Pull out from the material below all lines with "image".

[Saved data entries]
+++

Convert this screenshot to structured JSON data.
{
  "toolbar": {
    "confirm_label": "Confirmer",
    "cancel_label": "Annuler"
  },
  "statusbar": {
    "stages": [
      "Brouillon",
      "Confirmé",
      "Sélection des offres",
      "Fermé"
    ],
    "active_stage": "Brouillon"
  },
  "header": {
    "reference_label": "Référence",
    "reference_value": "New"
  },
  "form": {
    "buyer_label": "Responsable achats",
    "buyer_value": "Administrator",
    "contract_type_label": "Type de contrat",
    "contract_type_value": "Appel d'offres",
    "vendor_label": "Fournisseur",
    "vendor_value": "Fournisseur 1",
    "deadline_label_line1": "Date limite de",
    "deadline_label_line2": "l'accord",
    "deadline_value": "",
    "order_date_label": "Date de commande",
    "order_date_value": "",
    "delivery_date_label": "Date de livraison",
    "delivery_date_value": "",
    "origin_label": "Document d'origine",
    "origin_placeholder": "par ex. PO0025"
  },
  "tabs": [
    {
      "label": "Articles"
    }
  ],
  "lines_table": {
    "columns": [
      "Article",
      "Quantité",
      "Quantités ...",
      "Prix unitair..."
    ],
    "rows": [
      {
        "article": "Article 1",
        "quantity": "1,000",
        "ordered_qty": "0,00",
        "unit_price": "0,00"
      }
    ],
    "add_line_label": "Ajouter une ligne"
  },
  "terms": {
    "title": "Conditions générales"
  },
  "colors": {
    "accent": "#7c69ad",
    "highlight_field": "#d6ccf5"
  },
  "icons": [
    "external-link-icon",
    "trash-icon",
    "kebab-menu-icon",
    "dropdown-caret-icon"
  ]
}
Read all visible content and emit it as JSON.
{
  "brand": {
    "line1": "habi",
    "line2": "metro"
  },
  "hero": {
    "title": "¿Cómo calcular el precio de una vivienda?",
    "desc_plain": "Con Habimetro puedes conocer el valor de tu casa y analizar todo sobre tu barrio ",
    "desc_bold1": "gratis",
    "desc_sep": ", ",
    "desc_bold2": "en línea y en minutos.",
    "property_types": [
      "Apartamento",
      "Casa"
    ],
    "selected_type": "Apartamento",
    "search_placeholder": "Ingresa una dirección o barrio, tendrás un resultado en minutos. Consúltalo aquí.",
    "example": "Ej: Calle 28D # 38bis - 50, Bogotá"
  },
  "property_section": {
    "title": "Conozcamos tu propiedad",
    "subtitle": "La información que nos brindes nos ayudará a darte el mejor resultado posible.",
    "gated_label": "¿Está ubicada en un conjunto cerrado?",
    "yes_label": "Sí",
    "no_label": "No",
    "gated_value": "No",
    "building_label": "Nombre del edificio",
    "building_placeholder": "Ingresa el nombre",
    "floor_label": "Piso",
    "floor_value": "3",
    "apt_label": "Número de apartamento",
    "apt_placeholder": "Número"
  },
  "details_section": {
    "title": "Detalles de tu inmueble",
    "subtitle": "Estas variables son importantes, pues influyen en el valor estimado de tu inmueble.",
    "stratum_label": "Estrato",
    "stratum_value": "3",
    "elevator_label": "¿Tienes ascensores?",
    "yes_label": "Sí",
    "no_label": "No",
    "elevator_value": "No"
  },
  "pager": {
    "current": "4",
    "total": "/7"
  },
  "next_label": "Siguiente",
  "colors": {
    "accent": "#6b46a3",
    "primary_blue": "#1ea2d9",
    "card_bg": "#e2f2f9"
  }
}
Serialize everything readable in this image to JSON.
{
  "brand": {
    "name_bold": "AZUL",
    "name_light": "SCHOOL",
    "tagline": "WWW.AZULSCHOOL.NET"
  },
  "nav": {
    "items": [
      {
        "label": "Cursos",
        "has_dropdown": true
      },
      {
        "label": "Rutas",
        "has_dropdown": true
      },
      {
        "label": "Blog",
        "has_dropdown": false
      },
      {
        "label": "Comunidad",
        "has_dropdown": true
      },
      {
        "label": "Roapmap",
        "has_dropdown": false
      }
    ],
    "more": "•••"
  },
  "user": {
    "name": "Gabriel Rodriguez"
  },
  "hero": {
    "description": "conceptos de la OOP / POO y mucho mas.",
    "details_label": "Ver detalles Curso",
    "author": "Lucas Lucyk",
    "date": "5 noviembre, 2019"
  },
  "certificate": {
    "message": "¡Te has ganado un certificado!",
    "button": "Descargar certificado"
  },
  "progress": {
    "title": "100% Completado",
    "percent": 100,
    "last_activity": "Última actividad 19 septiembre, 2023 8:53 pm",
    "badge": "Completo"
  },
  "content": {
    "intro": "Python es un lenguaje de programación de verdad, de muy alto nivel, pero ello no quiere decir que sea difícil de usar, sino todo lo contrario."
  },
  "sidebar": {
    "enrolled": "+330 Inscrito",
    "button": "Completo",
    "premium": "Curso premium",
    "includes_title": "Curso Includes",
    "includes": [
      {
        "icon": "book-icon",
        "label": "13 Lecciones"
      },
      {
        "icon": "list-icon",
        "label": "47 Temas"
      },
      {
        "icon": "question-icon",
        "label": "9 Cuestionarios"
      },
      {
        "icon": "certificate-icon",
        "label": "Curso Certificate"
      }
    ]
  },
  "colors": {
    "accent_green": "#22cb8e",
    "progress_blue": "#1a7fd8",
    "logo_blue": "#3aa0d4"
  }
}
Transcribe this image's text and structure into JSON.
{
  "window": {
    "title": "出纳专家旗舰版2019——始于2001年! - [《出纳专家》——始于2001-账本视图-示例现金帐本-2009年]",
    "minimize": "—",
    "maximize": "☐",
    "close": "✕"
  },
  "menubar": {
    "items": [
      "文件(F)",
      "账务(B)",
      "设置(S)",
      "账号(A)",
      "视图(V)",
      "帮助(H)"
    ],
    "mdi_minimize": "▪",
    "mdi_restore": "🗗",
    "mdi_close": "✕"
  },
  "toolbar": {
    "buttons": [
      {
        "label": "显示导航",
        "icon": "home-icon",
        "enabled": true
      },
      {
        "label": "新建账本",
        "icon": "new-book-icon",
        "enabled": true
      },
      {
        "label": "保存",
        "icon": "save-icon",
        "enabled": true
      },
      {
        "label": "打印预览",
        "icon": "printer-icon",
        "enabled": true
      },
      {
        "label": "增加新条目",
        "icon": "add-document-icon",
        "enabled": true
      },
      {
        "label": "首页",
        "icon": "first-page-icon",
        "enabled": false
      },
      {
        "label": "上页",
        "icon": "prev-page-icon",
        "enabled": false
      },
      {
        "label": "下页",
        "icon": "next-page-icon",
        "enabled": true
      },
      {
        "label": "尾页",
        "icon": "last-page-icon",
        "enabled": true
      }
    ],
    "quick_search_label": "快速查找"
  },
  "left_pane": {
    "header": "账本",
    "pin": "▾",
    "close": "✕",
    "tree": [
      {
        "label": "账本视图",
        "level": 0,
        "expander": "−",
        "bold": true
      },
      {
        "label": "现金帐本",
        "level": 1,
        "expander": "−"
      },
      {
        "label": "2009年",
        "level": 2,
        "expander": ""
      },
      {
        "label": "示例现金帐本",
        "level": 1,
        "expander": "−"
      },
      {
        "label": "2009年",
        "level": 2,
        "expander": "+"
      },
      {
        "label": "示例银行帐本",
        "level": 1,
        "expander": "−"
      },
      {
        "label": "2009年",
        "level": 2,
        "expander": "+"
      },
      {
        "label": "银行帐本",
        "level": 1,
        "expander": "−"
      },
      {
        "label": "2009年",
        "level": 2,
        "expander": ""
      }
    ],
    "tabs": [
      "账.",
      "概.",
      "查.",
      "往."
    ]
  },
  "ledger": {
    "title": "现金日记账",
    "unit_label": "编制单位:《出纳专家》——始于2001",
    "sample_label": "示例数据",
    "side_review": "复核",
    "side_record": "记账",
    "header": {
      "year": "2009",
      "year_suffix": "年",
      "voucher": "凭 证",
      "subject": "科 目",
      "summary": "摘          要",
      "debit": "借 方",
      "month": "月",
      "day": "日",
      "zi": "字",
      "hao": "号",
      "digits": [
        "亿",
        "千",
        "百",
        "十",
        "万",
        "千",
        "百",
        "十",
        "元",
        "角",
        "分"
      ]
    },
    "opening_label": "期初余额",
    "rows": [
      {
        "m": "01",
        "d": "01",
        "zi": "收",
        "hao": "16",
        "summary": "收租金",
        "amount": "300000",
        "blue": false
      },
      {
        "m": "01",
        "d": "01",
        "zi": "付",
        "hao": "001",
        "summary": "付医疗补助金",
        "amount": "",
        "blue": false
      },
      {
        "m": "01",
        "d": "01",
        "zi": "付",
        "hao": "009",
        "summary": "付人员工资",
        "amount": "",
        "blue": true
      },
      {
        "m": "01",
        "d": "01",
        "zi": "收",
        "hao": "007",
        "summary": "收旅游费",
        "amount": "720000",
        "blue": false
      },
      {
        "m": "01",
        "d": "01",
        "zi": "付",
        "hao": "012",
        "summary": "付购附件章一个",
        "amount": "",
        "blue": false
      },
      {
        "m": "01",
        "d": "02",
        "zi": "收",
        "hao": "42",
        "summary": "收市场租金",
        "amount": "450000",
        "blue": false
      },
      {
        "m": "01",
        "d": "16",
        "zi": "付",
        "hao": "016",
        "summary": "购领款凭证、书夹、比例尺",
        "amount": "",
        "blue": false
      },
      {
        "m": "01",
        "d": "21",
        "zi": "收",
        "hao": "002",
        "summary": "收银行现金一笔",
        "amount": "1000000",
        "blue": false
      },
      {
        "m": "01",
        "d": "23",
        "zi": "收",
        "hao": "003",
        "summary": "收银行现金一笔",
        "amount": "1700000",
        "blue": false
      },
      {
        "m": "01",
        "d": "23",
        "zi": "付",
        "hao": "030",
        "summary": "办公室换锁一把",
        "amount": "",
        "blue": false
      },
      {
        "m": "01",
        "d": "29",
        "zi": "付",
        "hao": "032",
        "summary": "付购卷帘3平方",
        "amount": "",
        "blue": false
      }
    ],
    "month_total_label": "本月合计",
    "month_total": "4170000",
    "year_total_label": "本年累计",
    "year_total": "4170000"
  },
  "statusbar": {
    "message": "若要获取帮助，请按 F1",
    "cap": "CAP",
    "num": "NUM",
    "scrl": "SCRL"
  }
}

+++

### Exercise result
Serialize everything readable in this image to JSON.
Transcribe this image's text and structure into JSON.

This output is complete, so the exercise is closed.